= TASK =
Copy every line of the entries that includes the word "Answer".

= TASK MATERIAL =
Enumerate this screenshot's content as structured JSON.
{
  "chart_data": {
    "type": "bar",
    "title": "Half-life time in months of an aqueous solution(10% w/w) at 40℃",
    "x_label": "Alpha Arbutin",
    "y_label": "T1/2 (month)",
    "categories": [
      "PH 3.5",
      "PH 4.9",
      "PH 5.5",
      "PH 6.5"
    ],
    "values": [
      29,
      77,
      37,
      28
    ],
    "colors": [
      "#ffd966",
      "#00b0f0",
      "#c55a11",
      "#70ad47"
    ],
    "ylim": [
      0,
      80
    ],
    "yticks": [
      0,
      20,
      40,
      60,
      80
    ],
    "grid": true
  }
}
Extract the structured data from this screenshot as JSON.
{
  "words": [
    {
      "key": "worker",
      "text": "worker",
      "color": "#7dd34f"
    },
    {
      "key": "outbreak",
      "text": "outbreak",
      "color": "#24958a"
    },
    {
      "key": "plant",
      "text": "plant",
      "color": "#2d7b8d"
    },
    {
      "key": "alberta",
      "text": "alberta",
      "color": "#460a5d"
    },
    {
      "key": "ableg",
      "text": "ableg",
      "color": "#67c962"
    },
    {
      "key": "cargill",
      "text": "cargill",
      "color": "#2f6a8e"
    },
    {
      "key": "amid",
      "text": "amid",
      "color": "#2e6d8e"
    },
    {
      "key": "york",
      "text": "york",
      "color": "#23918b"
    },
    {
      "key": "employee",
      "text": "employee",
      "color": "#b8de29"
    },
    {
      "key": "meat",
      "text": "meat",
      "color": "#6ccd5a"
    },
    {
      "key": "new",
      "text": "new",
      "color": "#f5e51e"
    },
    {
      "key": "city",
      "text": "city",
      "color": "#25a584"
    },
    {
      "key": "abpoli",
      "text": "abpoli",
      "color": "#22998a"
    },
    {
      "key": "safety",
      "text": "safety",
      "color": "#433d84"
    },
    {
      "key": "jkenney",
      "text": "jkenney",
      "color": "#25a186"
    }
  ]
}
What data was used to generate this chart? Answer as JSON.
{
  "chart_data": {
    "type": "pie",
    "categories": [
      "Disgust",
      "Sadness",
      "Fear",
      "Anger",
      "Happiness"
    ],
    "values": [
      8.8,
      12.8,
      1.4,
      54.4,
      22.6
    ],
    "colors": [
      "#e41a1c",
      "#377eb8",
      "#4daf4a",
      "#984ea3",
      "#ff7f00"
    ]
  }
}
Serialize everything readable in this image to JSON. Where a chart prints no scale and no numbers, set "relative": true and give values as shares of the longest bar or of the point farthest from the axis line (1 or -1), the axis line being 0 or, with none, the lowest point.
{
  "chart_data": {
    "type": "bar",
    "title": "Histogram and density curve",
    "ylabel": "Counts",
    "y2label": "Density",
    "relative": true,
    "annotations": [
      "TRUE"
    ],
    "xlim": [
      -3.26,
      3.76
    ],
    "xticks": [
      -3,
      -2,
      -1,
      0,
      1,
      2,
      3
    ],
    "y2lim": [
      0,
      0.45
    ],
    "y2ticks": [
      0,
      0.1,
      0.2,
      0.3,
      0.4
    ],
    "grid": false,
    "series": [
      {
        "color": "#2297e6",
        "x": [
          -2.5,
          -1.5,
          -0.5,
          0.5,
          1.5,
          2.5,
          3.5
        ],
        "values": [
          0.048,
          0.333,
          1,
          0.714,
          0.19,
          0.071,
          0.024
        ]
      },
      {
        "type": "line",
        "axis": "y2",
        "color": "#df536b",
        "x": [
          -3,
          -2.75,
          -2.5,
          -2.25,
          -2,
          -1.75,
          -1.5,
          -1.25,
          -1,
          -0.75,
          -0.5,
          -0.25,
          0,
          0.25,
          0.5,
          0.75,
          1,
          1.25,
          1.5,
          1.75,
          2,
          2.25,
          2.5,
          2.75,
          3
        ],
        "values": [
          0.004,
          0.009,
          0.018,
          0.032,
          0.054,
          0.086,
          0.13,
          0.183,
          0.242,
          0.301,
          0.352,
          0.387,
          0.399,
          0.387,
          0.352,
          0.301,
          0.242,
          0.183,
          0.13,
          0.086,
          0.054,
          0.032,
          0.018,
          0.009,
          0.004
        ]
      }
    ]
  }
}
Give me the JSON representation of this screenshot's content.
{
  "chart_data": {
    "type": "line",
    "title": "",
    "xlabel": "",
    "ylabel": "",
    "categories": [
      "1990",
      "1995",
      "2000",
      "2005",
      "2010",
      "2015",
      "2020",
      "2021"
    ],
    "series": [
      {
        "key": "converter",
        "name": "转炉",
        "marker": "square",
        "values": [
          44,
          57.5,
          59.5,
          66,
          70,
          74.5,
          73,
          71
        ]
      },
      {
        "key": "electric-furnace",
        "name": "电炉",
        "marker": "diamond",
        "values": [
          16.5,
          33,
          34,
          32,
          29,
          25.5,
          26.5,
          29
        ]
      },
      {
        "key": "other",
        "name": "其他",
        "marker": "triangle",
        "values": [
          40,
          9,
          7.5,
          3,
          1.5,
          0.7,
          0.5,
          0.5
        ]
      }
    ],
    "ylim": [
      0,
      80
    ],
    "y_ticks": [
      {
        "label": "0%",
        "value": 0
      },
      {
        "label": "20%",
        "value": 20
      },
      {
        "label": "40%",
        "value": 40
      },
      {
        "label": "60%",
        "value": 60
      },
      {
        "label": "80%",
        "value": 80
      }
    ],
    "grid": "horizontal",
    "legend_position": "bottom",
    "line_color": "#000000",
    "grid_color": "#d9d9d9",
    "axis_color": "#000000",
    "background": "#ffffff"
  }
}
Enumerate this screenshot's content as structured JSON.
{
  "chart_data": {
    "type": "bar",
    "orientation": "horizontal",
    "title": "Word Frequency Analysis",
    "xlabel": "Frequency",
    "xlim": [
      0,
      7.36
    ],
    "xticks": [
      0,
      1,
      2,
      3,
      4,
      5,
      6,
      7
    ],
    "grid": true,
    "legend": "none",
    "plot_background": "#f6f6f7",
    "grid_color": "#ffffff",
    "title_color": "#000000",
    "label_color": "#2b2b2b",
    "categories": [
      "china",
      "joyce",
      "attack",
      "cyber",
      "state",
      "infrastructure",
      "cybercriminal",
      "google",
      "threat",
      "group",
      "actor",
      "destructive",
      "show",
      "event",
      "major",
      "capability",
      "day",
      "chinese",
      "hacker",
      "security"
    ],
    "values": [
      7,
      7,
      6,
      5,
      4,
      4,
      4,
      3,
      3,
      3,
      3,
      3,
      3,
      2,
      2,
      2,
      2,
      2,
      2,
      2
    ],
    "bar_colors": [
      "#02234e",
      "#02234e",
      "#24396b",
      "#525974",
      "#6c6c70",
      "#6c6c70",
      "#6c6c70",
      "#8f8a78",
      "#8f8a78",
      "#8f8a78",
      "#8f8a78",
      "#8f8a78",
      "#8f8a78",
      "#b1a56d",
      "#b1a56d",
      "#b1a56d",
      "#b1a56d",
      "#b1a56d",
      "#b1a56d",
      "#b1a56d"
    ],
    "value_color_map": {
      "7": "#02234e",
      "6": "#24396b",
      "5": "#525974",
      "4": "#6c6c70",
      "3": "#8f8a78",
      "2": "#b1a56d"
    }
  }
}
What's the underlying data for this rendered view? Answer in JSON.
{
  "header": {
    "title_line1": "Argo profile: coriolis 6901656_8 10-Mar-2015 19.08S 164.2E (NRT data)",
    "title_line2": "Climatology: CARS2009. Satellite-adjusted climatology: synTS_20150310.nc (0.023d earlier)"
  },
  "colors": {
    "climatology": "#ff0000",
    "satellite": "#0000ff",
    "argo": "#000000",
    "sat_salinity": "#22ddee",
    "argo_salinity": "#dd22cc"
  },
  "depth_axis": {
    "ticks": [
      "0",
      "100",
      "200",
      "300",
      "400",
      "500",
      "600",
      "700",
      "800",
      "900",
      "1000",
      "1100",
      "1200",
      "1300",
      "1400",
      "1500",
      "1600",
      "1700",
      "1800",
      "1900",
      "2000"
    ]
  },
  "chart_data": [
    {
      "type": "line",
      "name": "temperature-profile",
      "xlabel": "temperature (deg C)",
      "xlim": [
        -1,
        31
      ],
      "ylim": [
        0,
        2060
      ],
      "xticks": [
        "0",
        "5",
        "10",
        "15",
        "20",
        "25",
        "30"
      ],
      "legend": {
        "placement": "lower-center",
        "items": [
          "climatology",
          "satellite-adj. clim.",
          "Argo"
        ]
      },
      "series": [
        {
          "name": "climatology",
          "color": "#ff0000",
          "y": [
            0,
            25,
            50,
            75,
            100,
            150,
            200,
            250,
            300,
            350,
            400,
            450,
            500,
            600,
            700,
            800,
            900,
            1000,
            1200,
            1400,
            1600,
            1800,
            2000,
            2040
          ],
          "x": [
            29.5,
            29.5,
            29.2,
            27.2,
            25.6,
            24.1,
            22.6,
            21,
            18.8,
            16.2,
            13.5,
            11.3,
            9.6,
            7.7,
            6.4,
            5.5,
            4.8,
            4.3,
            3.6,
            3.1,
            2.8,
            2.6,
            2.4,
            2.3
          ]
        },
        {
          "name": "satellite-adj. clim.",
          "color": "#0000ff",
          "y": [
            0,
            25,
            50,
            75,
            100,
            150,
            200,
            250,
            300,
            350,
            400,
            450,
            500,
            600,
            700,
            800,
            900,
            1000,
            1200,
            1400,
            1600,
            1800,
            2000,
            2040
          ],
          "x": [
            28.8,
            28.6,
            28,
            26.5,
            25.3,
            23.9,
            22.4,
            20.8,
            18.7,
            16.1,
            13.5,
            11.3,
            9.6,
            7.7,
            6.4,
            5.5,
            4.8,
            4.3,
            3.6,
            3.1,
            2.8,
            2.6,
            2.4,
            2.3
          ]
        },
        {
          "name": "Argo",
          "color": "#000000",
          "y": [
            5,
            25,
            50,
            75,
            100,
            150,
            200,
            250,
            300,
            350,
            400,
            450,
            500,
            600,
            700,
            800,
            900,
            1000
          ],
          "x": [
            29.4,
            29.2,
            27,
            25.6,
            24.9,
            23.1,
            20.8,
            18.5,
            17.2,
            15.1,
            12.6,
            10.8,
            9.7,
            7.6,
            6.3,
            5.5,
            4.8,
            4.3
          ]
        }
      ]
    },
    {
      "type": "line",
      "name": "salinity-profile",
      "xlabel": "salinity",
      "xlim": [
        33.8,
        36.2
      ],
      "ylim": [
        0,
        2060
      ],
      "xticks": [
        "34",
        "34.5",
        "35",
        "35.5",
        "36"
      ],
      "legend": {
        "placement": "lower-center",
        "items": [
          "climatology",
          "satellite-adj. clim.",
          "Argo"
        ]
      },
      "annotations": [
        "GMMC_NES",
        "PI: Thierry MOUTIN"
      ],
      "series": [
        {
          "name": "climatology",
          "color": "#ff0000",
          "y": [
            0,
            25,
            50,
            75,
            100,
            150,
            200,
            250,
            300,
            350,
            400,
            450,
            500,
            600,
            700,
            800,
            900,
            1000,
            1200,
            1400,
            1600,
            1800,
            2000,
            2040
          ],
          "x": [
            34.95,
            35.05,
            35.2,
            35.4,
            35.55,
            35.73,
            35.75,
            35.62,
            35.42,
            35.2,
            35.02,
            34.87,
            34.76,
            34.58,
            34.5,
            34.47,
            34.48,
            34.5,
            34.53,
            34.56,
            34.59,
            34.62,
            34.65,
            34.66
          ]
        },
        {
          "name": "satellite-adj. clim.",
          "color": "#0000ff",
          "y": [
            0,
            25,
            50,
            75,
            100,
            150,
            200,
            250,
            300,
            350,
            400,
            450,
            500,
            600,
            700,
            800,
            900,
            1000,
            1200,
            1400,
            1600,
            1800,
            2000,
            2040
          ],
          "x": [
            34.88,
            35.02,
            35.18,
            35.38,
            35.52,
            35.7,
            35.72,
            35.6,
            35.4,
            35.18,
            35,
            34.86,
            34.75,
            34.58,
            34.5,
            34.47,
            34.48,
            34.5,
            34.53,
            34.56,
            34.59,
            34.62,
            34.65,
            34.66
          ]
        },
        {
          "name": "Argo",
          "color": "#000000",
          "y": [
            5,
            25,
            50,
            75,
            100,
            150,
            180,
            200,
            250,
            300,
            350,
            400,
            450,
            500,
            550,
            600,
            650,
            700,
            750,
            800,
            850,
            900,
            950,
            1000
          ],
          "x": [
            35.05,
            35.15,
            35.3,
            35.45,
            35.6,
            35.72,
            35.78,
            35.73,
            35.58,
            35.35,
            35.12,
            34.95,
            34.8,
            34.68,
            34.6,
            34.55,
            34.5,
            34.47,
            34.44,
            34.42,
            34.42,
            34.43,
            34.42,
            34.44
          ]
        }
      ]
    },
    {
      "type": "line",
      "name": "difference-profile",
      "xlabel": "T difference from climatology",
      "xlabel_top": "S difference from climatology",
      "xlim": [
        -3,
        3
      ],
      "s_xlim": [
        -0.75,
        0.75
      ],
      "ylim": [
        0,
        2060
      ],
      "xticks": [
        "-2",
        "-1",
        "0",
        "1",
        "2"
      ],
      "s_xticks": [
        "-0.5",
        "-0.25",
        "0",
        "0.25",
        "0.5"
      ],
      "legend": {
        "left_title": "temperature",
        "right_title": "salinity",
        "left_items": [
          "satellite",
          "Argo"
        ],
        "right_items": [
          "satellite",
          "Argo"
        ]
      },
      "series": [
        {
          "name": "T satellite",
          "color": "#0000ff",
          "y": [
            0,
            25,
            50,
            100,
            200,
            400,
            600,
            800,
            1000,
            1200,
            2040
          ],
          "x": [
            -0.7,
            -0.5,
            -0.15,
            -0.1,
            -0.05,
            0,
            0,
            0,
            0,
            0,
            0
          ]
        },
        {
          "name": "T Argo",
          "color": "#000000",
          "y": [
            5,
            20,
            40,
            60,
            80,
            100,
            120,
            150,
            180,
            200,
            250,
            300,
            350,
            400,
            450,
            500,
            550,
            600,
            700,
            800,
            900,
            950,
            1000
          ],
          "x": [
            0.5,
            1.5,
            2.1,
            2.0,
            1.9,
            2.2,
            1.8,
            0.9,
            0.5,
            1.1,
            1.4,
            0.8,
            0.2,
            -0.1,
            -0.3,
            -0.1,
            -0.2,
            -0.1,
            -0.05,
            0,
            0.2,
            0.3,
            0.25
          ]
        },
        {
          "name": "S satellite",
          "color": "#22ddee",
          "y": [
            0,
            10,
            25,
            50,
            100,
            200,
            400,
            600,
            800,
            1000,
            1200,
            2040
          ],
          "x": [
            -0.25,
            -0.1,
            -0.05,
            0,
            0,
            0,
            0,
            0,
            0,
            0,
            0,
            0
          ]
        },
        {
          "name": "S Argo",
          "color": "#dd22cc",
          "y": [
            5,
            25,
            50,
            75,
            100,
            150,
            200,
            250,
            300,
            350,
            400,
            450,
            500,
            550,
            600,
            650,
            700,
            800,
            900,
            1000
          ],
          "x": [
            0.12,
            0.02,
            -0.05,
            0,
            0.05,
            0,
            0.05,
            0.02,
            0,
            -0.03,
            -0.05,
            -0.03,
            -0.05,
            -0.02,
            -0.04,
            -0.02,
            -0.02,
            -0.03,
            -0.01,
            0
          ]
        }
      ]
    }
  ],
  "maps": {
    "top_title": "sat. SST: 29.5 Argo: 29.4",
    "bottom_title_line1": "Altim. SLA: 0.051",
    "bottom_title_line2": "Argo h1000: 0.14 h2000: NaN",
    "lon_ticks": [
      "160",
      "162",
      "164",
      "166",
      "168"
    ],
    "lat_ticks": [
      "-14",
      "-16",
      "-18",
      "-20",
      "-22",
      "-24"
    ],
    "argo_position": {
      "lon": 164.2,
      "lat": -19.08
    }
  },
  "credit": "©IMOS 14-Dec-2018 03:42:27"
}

= SOLUTION TO THE EXERCISE =
What data was used to generate this chart? Answer as JSON.
What's the underlying data for this rendered view? Answer in JSON.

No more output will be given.